*Entries supplied*:
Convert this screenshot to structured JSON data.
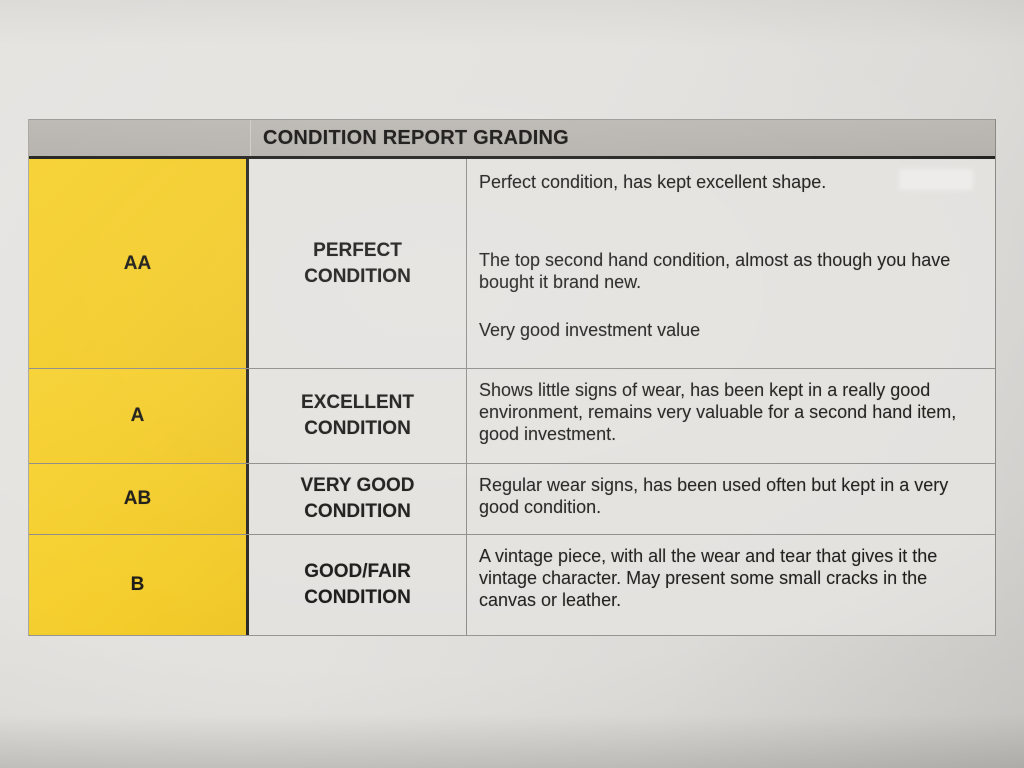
{
  "table": {
    "title": "CONDITION REPORT GRADING",
    "rows": [
      {
        "grade": "AA",
        "label": "PERFECT CONDITION",
        "description_paragraphs": [
          "Perfect condition, has kept excellent shape.",
          "The top second hand condition, almost as though you have bought it brand new.",
          "Very good investment value"
        ]
      },
      {
        "grade": "A",
        "label": "EXCELLENT CONDITION",
        "description_paragraphs": [
          "Shows little signs of wear, has been kept in a really good environment, remains very valuable for a second hand item, good investment."
        ]
      },
      {
        "grade": "AB",
        "label": "VERY GOOD CONDITION",
        "description_paragraphs": [
          "Regular wear signs, has been used often but kept in a very good condition."
        ]
      },
      {
        "grade": "B",
        "label": "GOOD/FAIR CONDITION",
        "description_paragraphs": [
          "A vintage piece, with all the wear and tear that gives it the vintage character. May present some small cracks in the canvas or leather."
        ]
      }
    ]
  },
  "colors": {
    "grade_column_yellow": "#f4cd2b",
    "header_bar_gray": "#b8b4af",
    "cell_background": "#e4e2df",
    "thick_border": "#232220",
    "thin_border": "#8f8d89",
    "text": "#1d1c1a"
  }
}
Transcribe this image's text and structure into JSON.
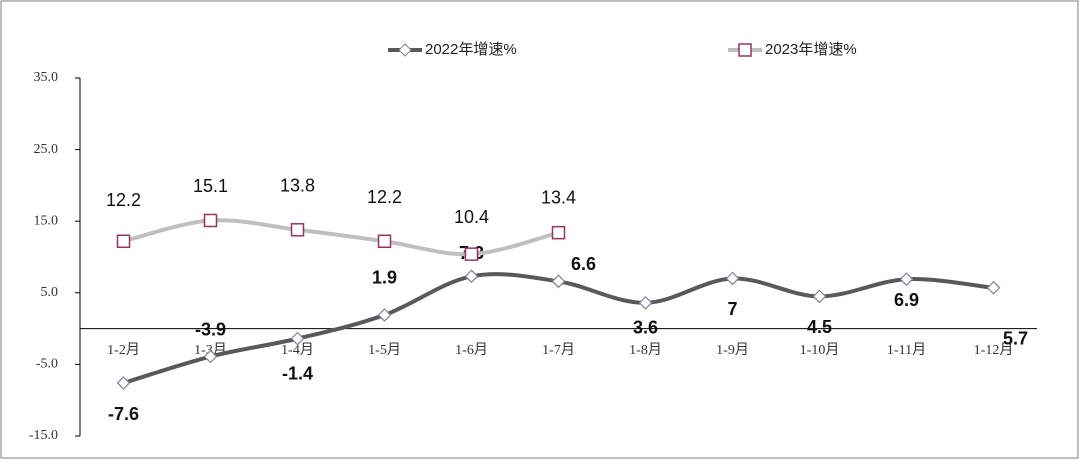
{
  "chart_data": {
    "type": "line",
    "categories": [
      "1-2月",
      "1-3月",
      "1-4月",
      "1-5月",
      "1-6月",
      "1-7月",
      "1-8月",
      "1-9月",
      "1-10月",
      "1-11月",
      "1-12月"
    ],
    "series": [
      {
        "name": "2022年增速%",
        "color": "#595959",
        "marker_color": "#8080a0",
        "marker": "diamond",
        "values": [
          -7.6,
          -3.9,
          -1.4,
          1.9,
          7.3,
          6.6,
          3.6,
          7.0,
          4.5,
          6.9,
          5.7
        ]
      },
      {
        "name": "2023年增速%",
        "color": "#bfbfbf",
        "marker_color": "#993366",
        "marker": "square",
        "values": [
          12.2,
          15.1,
          13.8,
          12.2,
          10.4,
          13.4,
          null,
          null,
          null,
          null,
          null
        ]
      }
    ],
    "ylim": [
      -15,
      35
    ],
    "yticks": [
      {
        "value": -15,
        "label": "-15.0"
      },
      {
        "value": -5,
        "label": "-5.0"
      },
      {
        "value": 5,
        "label": "5.0"
      },
      {
        "value": 15,
        "label": "15.0"
      },
      {
        "value": 25,
        "label": "25.0"
      },
      {
        "value": 35,
        "label": "35.0"
      }
    ]
  }
}
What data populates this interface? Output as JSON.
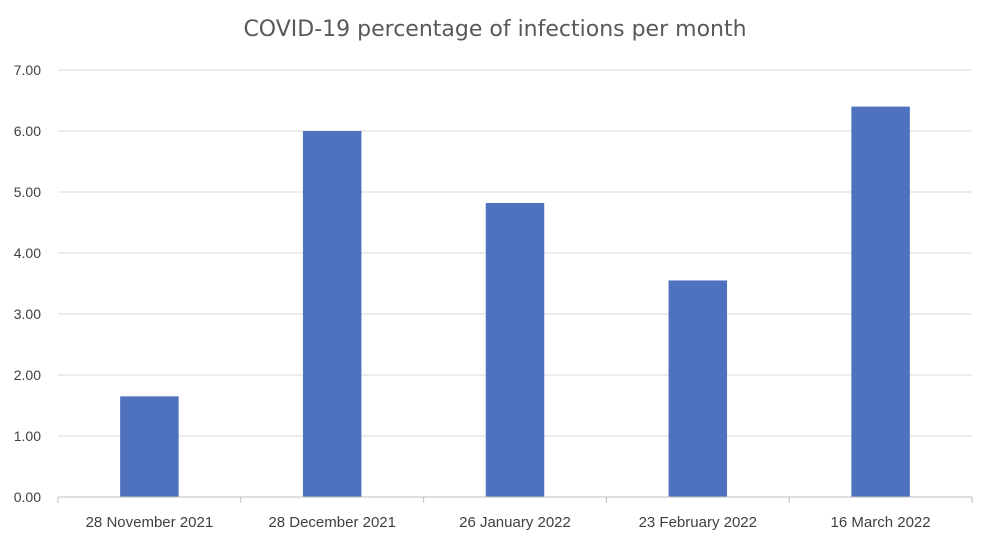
{
  "chart_data": {
    "type": "bar",
    "title": "COVID-19 percentage of infections per month",
    "xlabel": "",
    "ylabel": "",
    "categories": [
      "28 November 2021",
      "28 December 2021",
      "26 January 2022",
      "23 February 2022",
      "16 March 2022"
    ],
    "values": [
      1.65,
      6.0,
      4.82,
      3.55,
      6.4
    ],
    "ylim": [
      0,
      7
    ],
    "yticks": [
      "0.00",
      "1.00",
      "2.00",
      "3.00",
      "4.00",
      "5.00",
      "6.00",
      "7.00"
    ],
    "grid": true,
    "legend": "none",
    "bar_color": "#4e72be"
  }
}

*Given instruction*:
Go through the listing above and locate each line that holds the word "text". Copy those lines.

*Written response*:
    "text": "#1d1c1a"
Transcribe this image's text and structure into JSON.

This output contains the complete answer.